(Collection entries)
------------------------------------

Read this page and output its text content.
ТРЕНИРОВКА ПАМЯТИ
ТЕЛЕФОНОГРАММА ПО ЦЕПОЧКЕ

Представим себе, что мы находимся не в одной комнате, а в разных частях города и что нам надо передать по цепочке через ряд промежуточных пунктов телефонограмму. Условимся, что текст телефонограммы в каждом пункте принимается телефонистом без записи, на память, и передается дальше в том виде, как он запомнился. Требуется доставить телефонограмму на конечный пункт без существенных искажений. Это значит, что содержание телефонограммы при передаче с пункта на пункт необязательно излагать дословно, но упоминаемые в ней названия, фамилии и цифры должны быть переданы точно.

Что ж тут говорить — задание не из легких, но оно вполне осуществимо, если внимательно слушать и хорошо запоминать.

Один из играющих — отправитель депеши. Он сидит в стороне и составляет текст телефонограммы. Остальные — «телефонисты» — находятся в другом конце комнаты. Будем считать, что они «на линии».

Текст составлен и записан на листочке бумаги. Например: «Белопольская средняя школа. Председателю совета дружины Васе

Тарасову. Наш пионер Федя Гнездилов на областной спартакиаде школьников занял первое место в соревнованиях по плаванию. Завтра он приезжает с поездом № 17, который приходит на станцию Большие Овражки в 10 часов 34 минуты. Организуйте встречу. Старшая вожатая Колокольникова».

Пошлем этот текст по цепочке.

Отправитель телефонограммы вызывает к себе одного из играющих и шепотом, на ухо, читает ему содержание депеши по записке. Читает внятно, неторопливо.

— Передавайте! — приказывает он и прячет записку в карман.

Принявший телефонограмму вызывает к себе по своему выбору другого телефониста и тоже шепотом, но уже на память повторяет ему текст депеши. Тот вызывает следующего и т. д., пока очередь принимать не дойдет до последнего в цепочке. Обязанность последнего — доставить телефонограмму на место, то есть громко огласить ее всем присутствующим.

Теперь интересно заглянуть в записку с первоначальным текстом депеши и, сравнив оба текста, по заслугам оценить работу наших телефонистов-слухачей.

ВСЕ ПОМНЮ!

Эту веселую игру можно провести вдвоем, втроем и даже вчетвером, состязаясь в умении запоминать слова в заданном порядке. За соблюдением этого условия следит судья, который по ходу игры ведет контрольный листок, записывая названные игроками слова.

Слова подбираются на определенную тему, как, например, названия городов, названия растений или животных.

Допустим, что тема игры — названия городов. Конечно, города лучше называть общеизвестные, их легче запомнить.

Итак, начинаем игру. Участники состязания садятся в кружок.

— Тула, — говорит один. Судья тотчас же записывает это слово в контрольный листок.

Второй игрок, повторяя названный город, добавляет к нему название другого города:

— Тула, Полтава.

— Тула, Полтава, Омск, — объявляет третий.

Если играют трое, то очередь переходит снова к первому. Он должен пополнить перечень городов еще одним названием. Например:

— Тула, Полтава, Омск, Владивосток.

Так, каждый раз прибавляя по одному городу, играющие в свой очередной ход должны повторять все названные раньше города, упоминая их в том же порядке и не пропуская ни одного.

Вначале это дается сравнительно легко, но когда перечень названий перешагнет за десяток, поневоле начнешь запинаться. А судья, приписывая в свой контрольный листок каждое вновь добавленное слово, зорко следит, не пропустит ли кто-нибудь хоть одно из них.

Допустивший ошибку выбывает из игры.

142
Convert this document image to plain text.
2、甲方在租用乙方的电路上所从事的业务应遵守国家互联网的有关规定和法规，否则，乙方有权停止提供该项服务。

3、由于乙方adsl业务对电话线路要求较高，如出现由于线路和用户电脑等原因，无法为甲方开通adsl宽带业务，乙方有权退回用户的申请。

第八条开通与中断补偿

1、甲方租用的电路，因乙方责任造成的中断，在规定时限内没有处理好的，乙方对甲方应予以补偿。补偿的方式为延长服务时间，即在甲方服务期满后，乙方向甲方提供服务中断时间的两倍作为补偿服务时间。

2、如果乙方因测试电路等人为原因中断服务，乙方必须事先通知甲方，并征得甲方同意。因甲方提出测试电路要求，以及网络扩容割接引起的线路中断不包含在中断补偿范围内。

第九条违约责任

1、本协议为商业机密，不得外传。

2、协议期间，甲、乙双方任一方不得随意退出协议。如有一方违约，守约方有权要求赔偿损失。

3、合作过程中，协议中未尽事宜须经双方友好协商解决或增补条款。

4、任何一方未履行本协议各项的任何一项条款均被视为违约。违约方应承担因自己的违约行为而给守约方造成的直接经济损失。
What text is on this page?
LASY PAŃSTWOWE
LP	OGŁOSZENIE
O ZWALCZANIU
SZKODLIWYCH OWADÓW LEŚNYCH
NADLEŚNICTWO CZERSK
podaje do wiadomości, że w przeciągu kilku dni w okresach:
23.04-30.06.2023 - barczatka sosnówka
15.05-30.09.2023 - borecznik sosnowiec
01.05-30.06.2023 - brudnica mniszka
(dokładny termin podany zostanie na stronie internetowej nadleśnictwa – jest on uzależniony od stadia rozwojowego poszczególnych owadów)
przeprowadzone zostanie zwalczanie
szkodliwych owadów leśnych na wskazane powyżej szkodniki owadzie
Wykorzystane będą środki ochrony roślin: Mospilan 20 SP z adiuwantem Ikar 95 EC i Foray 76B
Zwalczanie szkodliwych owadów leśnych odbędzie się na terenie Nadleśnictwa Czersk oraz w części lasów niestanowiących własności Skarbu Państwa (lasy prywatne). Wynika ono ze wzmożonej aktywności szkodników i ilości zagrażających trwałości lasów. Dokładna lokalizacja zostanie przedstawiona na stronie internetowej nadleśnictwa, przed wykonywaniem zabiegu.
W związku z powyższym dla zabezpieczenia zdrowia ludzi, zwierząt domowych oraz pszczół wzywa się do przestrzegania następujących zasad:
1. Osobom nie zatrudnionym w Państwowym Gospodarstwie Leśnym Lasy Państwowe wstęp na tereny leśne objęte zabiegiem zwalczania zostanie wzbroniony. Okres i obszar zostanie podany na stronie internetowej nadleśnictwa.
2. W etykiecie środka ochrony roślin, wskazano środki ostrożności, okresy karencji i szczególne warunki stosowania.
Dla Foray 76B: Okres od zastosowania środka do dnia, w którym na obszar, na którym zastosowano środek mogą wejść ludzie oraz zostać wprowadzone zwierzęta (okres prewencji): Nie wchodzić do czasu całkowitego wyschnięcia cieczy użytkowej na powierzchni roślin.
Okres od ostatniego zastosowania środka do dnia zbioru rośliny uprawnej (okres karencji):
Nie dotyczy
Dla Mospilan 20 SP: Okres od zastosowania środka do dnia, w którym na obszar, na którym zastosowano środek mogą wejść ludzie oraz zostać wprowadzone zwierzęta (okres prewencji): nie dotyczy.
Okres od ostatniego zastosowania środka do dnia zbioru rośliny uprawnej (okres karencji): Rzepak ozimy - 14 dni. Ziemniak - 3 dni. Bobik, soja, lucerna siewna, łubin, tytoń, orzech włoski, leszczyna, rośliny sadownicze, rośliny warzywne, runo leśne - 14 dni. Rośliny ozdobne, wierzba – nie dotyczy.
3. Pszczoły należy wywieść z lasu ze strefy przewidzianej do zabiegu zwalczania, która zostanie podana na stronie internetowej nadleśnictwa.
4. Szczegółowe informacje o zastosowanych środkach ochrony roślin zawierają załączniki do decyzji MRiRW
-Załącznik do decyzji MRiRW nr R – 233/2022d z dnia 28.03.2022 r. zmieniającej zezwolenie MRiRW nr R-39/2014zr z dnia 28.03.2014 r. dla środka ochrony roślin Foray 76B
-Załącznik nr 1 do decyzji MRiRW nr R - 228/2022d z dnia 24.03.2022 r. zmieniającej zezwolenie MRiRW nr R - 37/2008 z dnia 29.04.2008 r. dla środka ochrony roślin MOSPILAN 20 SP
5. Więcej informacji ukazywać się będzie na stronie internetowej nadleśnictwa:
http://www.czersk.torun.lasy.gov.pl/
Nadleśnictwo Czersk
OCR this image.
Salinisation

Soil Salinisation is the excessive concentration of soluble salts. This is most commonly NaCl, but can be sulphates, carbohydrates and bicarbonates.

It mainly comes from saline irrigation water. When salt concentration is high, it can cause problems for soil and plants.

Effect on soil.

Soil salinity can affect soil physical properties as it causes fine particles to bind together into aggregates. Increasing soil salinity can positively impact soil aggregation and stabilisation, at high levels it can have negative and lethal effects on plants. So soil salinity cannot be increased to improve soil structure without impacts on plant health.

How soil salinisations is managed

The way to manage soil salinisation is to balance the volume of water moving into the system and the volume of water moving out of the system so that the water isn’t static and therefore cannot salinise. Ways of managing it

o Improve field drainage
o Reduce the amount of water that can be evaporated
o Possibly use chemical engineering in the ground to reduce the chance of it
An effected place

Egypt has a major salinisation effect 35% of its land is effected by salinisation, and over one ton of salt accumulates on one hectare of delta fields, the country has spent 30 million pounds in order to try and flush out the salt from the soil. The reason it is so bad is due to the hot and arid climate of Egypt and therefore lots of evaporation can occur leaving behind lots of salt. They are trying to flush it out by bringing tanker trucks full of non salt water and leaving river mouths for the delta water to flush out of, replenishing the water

------------------------------------

#### [TASK INSTRUCTIONS]
From the listing, copy each line containing the word "Тула".

#### [TASK RESULT]
— Тула, — говорит один. Судья тотчас же записывает это слово в контрольный листок.
— Тула, Полтава.
— Тула, Полтава, Омск, — объявляет третий.
— Тула, Полтава, Омск, Владивосток.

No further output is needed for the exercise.